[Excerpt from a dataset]
===============

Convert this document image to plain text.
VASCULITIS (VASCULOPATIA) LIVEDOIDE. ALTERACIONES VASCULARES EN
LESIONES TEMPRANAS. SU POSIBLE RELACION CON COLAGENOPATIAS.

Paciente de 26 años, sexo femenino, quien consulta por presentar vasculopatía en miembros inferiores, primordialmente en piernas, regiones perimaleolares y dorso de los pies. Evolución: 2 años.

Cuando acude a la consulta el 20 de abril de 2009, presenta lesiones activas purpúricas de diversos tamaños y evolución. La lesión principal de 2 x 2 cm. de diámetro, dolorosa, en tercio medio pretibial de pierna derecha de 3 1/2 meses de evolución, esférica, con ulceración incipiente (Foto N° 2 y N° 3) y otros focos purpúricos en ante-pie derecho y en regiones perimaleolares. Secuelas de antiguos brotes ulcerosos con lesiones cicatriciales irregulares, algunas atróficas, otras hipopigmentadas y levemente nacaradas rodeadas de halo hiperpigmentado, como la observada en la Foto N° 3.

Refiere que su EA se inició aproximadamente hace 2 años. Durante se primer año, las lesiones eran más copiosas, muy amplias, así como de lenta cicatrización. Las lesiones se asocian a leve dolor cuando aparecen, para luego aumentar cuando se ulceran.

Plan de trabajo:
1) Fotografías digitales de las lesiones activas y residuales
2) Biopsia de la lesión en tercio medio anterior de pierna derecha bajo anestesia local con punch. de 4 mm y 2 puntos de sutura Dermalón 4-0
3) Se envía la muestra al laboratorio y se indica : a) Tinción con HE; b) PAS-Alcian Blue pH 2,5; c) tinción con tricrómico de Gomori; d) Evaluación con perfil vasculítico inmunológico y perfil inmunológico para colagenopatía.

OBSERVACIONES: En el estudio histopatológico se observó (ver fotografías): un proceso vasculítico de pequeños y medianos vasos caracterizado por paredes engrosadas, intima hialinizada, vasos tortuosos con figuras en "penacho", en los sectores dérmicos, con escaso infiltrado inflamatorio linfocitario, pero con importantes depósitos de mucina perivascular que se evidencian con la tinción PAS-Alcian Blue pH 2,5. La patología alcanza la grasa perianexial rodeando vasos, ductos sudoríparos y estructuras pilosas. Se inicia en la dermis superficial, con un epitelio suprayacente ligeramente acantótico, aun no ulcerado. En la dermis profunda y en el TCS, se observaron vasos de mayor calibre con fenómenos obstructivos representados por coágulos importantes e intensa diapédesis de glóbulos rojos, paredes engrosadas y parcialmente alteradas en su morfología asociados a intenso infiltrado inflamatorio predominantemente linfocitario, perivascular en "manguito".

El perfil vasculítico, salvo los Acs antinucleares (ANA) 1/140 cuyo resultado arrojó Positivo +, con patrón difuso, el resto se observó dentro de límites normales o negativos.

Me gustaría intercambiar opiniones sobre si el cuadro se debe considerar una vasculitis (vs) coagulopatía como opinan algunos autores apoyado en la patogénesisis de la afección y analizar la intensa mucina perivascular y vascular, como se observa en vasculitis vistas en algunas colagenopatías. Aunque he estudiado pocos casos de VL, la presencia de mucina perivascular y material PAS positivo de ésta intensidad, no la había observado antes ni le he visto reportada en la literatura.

===============

◆ REQUIREMENT ◆
Copy all lines from the listing that contain "perfil".

◆ THE REPLY ◆
3) Se envía la muestra al laboratorio y se indica : a) Tinción con HE; b) PAS-Alcian Blue pH 2,5; c) tinción con tricrómico de Gomori; d) Evaluación con perfil vasculítico inmunológico y perfil inmunológico para colagenopatía.
El perfil vasculítico, salvo los Acs antinucleares (ANA) 1/140 cuyo resultado arrojó Positivo +, con patrón difuso, el resto se observó dentro de límites normales o negativos.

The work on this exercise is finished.